• **Dataset excerpts**
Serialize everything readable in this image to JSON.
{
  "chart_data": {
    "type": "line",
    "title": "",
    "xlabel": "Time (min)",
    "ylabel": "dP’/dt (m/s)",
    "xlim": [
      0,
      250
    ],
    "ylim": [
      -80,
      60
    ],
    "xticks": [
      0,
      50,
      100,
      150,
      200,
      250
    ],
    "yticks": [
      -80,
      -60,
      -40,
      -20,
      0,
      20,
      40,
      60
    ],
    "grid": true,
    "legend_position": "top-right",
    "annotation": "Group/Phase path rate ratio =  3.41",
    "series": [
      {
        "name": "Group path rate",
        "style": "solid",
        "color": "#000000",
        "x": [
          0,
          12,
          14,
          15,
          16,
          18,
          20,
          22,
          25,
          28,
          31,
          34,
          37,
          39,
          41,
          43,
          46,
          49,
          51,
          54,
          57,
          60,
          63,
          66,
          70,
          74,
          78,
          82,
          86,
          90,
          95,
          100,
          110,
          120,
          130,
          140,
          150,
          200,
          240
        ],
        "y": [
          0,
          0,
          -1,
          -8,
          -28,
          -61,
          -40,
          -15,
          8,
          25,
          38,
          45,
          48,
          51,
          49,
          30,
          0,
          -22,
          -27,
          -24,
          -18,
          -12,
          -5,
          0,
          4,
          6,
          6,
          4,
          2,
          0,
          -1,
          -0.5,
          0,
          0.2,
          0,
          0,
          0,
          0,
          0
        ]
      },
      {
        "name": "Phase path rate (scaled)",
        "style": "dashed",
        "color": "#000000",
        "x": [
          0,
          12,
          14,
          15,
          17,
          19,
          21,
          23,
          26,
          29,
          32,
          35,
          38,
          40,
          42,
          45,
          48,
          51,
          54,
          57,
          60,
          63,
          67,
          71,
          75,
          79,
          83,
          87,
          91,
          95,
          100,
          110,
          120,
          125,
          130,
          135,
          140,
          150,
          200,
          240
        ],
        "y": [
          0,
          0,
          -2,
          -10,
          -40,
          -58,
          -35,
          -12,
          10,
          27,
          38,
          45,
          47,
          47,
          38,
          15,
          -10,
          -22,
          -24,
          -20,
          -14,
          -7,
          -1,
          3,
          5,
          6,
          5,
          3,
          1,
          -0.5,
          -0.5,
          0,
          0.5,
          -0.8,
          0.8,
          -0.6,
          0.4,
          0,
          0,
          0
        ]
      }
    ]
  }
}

--

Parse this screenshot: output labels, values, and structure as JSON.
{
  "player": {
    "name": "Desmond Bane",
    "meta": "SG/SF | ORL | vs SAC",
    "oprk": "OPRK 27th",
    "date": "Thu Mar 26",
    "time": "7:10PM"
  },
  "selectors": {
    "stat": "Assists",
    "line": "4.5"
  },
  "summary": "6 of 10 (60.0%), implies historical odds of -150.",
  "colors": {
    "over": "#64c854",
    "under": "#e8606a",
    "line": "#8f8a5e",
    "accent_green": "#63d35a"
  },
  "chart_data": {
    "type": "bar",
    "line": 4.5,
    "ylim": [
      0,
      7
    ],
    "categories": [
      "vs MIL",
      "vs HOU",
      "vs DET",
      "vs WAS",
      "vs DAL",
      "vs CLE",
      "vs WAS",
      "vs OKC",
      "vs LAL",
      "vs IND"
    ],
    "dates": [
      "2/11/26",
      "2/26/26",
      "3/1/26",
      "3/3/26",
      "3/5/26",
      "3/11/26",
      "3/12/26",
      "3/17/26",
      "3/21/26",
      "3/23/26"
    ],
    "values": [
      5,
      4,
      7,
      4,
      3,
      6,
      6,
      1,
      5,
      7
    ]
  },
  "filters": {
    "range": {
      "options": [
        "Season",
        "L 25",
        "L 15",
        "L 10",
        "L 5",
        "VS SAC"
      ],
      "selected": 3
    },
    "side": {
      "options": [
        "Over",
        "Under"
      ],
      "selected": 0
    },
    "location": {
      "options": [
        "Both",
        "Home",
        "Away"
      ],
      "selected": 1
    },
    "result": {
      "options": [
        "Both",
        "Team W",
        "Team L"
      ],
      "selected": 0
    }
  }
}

==

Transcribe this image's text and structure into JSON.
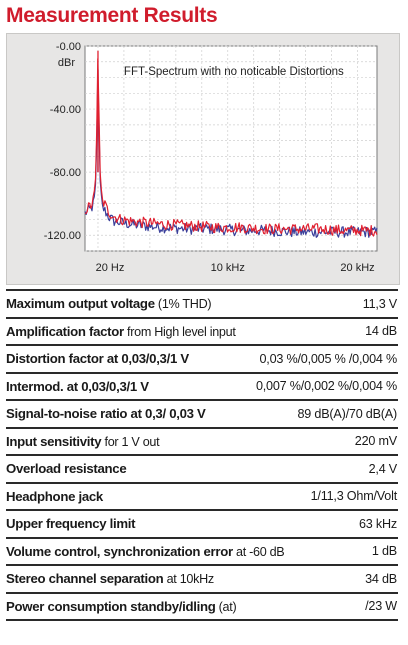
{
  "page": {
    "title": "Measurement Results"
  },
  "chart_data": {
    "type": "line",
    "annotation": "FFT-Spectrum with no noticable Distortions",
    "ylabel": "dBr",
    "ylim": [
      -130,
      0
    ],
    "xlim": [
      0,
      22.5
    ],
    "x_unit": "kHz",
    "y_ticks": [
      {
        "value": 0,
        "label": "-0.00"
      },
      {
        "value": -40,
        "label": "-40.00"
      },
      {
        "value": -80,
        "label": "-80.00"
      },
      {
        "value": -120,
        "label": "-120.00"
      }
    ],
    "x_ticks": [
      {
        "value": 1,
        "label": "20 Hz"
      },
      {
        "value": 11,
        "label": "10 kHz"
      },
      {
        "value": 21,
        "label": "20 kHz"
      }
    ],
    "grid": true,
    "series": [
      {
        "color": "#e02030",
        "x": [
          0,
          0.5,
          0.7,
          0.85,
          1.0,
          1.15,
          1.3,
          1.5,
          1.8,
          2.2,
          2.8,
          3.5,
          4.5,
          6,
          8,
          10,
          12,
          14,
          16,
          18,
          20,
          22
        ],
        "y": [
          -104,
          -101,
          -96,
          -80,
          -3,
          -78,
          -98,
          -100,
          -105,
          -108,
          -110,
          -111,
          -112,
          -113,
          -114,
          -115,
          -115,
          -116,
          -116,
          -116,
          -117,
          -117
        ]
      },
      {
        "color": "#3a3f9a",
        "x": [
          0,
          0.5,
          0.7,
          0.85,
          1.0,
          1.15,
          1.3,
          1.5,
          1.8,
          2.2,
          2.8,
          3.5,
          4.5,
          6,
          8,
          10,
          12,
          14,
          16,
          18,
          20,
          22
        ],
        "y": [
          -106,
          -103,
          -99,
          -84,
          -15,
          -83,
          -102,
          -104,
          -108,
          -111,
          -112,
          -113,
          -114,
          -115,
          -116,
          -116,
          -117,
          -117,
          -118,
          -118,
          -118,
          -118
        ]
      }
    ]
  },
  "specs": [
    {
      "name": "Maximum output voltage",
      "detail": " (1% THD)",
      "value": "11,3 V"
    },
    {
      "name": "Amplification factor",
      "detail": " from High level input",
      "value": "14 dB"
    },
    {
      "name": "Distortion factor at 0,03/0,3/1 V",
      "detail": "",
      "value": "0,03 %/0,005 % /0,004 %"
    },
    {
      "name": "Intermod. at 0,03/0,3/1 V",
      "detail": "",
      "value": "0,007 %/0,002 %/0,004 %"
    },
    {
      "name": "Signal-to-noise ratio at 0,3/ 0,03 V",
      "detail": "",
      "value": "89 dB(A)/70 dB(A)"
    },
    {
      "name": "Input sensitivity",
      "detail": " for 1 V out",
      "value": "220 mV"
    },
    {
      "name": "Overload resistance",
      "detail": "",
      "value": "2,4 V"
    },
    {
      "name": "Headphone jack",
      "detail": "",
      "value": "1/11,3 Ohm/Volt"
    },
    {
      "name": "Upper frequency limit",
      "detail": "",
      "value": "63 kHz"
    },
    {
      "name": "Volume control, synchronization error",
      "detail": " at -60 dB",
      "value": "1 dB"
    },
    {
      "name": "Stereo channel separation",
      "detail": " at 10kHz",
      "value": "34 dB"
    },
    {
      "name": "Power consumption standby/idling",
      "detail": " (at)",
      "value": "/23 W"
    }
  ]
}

• **What is expected**
Every line above that contains the word "path" should be reported.

• **Answer**
    "annotation": "Group/Phase path rate ratio =  3.41",
        "name": "Group path rate",
        "name": "Phase path rate (scaled)",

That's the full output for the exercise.